%%

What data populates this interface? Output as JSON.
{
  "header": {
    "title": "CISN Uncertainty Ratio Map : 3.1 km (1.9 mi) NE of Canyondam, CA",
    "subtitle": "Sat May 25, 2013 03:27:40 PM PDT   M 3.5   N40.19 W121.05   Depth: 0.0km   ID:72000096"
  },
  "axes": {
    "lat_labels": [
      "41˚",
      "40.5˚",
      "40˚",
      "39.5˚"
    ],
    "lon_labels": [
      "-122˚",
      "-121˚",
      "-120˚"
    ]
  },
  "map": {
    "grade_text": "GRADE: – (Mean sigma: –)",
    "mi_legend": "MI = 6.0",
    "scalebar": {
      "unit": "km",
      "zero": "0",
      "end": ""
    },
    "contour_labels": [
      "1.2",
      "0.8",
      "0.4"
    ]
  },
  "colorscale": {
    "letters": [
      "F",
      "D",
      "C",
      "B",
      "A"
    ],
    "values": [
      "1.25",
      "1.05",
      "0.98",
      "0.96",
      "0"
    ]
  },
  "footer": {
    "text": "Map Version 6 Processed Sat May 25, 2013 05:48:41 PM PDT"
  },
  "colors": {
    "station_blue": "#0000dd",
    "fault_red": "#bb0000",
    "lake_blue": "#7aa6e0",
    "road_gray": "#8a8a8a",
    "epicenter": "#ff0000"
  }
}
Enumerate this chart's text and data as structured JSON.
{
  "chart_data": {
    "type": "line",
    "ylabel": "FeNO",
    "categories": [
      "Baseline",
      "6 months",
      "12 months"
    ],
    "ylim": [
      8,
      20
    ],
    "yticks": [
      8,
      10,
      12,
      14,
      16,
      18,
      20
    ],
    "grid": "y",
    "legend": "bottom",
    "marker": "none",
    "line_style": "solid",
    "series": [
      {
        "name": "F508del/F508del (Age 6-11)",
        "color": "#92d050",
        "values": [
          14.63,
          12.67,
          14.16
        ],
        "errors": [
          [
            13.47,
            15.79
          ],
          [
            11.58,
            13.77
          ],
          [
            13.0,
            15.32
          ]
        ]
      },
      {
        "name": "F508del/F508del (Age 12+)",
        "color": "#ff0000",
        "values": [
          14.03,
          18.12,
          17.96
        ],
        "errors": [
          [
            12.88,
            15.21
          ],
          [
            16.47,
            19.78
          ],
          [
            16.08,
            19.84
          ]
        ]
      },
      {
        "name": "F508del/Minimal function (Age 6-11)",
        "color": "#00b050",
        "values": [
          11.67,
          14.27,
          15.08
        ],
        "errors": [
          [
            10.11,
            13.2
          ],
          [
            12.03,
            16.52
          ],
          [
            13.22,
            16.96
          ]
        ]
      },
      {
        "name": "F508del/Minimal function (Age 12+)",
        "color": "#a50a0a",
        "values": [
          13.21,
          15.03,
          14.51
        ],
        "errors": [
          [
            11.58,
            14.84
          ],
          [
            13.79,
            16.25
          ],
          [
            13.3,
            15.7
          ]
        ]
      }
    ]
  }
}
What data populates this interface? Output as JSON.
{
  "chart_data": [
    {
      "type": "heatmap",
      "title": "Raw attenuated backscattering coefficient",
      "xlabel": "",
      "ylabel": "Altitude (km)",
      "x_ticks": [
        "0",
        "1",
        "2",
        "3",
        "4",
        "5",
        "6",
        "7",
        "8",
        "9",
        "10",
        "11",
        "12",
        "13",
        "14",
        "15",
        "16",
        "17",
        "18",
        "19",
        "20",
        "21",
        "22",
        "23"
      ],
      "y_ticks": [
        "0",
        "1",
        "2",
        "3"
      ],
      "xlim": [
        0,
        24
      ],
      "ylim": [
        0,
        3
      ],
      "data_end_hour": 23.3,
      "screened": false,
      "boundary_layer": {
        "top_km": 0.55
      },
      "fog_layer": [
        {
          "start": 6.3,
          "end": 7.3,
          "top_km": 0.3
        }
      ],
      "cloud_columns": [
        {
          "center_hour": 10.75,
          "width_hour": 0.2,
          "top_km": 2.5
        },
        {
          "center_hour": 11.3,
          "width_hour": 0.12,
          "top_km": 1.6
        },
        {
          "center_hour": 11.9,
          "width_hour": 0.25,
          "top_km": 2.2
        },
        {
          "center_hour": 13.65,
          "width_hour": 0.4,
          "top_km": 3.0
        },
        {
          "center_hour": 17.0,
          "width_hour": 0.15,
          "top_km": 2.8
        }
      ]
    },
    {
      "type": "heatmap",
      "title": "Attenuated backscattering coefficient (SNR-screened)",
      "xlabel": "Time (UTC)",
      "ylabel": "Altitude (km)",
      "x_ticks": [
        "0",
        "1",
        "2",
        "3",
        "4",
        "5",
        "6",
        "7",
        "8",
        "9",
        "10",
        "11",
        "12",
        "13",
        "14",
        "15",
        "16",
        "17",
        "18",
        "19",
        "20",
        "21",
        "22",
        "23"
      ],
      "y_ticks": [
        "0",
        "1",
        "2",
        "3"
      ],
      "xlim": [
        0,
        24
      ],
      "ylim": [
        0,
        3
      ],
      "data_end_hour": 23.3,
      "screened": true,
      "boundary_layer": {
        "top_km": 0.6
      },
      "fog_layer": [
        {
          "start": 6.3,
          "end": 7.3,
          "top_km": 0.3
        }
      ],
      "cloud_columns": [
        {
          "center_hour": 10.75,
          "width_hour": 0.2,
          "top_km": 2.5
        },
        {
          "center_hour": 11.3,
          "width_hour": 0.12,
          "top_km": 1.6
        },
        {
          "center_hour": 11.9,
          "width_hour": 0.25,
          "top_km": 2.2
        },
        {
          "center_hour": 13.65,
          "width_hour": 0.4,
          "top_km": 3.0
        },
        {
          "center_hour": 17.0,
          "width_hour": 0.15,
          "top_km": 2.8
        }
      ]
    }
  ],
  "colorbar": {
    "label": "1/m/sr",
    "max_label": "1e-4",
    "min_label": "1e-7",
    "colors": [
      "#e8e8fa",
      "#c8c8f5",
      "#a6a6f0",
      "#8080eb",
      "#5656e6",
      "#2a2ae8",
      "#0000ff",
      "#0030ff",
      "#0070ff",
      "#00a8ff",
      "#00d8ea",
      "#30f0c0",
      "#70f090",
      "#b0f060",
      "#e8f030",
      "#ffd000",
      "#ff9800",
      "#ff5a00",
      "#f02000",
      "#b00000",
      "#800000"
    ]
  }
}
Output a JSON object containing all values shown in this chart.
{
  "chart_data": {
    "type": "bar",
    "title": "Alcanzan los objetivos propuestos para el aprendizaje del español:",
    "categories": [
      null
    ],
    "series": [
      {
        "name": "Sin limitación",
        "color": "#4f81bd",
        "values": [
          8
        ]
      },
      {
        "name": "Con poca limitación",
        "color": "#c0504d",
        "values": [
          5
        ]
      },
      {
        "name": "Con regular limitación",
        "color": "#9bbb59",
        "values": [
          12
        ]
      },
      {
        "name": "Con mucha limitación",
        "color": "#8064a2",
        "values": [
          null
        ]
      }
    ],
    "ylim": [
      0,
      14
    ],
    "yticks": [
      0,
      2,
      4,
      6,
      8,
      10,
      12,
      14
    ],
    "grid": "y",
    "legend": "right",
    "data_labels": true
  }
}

%%

AIM OF THE TASK:
Copy every record exactly, with nothing added or dropped.

FINAL RESULT:
What data populates this interface? Output as JSON.
{
  "header": {
    "title": "CISN Uncertainty Ratio Map : 3.1 km (1.9 mi) NE of Canyondam, CA",
    "subtitle": "Sat May 25, 2013 03:27:40 PM PDT   M 3.5   N40.19 W121.05   Depth: 0.0km   ID:72000096"
  },
  "axes": {
    "lat_labels": [
      "41˚",
      "40.5˚",
      "40˚",
      "39.5˚"
    ],
    "lon_labels": [
      "-122˚",
      "-121˚",
      "-120˚"
    ]
  },
  "map": {
    "grade_text": "GRADE: – (Mean sigma: –)",
    "mi_legend": "MI = 6.0",
    "scalebar": {
      "unit": "km",
      "zero": "0",
      "end": ""
    },
    "contour_labels": [
      "1.2",
      "0.8",
      "0.4"
    ]
  },
  "colorscale": {
    "letters": [
      "F",
      "D",
      "C",
      "B",
      "A"
    ],
    "values": [
      "1.25",
      "1.05",
      "0.98",
      "0.96",
      "0"
    ]
  },
  "footer": {
    "text": "Map Version 6 Processed Sat May 25, 2013 05:48:41 PM PDT"
  },
  "colors": {
    "station_blue": "#0000dd",
    "fault_red": "#bb0000",
    "lake_blue": "#7aa6e0",
    "road_gray": "#8a8a8a",
    "epicenter": "#ff0000"
  }
}
Enumerate this chart's text and data as structured JSON.
{
  "chart_data": {
    "type": "line",
    "ylabel": "FeNO",
    "categories": [
      "Baseline",
      "6 months",
      "12 months"
    ],
    "ylim": [
      8,
      20
    ],
    "yticks": [
      8,
      10,
      12,
      14,
      16,
      18,
      20
    ],
    "grid": "y",
    "legend": "bottom",
    "marker": "none",
    "line_style": "solid",
    "series": [
      {
        "name": "F508del/F508del (Age 6-11)",
        "color": "#92d050",
        "values": [
          14.63,
          12.67,
          14.16
        ],
        "errors": [
          [
            13.47,
            15.79
          ],
          [
            11.58,
            13.77
          ],
          [
            13.0,
            15.32
          ]
        ]
      },
      {
        "name": "F508del/F508del (Age 12+)",
        "color": "#ff0000",
        "values": [
          14.03,
          18.12,
          17.96
        ],
        "errors": [
          [
            12.88,
            15.21
          ],
          [
            16.47,
            19.78
          ],
          [
            16.08,
            19.84
          ]
        ]
      },
      {
        "name": "F508del/Minimal function (Age 6-11)",
        "color": "#00b050",
        "values": [
          11.67,
          14.27,
          15.08
        ],
        "errors": [
          [
            10.11,
            13.2
          ],
          [
            12.03,
            16.52
          ],
          [
            13.22,
            16.96
          ]
        ]
      },
      {
        "name": "F508del/Minimal function (Age 12+)",
        "color": "#a50a0a",
        "values": [
          13.21,
          15.03,
          14.51
        ],
        "errors": [
          [
            11.58,
            14.84
          ],
          [
            13.79,
            16.25
          ],
          [
            13.3,
            15.7
          ]
        ]
      }
    ]
  }
}
What data populates this interface? Output as JSON.
{
  "chart_data": [
    {
      "type": "heatmap",
      "title": "Raw attenuated backscattering coefficient",
      "xlabel": "",
      "ylabel": "Altitude (km)",
      "x_ticks": [
        "0",
        "1",
        "2",
        "3",
        "4",
        "5",
        "6",
        "7",
        "8",
        "9",
        "10",
        "11",
        "12",
        "13",
        "14",
        "15",
        "16",
        "17",
        "18",
        "19",
        "20",
        "21",
        "22",
        "23"
      ],
      "y_ticks": [
        "0",
        "1",
        "2",
        "3"
      ],
      "xlim": [
        0,
        24
      ],
      "ylim": [
        0,
        3
      ],
      "data_end_hour": 23.3,
      "screened": false,
      "boundary_layer": {
        "top_km": 0.55
      },
      "fog_layer": [
        {
          "start": 6.3,
          "end": 7.3,
          "top_km": 0.3
        }
      ],
      "cloud_columns": [
        {
          "center_hour": 10.75,
          "width_hour": 0.2,
          "top_km": 2.5
        },
        {
          "center_hour": 11.3,
          "width_hour": 0.12,
          "top_km": 1.6
        },
        {
          "center_hour": 11.9,
          "width_hour": 0.25,
          "top_km": 2.2
        },
        {
          "center_hour": 13.65,
          "width_hour": 0.4,
          "top_km": 3.0
        },
        {
          "center_hour": 17.0,
          "width_hour": 0.15,
          "top_km": 2.8
        }
      ]
    },
    {
      "type": "heatmap",
      "title": "Attenuated backscattering coefficient (SNR-screened)",
      "xlabel": "Time (UTC)",
      "ylabel": "Altitude (km)",
      "x_ticks": [
        "0",
        "1",
        "2",
        "3",
        "4",
        "5",
        "6",
        "7",
        "8",
        "9",
        "10",
        "11",
        "12",
        "13",
        "14",
        "15",
        "16",
        "17",
        "18",
        "19",
        "20",
        "21",
        "22",
        "23"
      ],
      "y_ticks": [
        "0",
        "1",
        "2",
        "3"
      ],
      "xlim": [
        0,
        24
      ],
      "ylim": [
        0,
        3
      ],
      "data_end_hour": 23.3,
      "screened": true,
      "boundary_layer": {
        "top_km": 0.6
      },
      "fog_layer": [
        {
          "start": 6.3,
          "end": 7.3,
          "top_km": 0.3
        }
      ],
      "cloud_columns": [
        {
          "center_hour": 10.75,
          "width_hour": 0.2,
          "top_km": 2.5
        },
        {
          "center_hour": 11.3,
          "width_hour": 0.12,
          "top_km": 1.6
        },
        {
          "center_hour": 11.9,
          "width_hour": 0.25,
          "top_km": 2.2
        },
        {
          "center_hour": 13.65,
          "width_hour": 0.4,
          "top_km": 3.0
        },
        {
          "center_hour": 17.0,
          "width_hour": 0.15,
          "top_km": 2.8
        }
      ]
    }
  ],
  "colorbar": {
    "label": "1/m/sr",
    "max_label": "1e-4",
    "min_label": "1e-7",
    "colors": [
      "#e8e8fa",
      "#c8c8f5",
      "#a6a6f0",
      "#8080eb",
      "#5656e6",
      "#2a2ae8",
      "#0000ff",
      "#0030ff",
      "#0070ff",
      "#00a8ff",
      "#00d8ea",
      "#30f0c0",
      "#70f090",
      "#b0f060",
      "#e8f030",
      "#ffd000",
      "#ff9800",
      "#ff5a00",
      "#f02000",
      "#b00000",
      "#800000"
    ]
  }
}
Output a JSON object containing all values shown in this chart.
{
  "chart_data": {
    "type": "bar",
    "title": "Alcanzan los objetivos propuestos para el aprendizaje del español:",
    "categories": [
      null
    ],
    "series": [
      {
        "name": "Sin limitación",
        "color": "#4f81bd",
        "values": [
          8
        ]
      },
      {
        "name": "Con poca limitación",
        "color": "#c0504d",
        "values": [
          5
        ]
      },
      {
        "name": "Con regular limitación",
        "color": "#9bbb59",
        "values": [
          12
        ]
      },
      {
        "name": "Con mucha limitación",
        "color": "#8064a2",
        "values": [
          null
        ]
      }
    ],
    "ylim": [
      0,
      14
    ],
    "yticks": [
      0,
      2,
      4,
      6,
      8,
      10,
      12,
      14
    ],
    "grid": "y",
    "legend": "right",
    "data_labels": true
  }
}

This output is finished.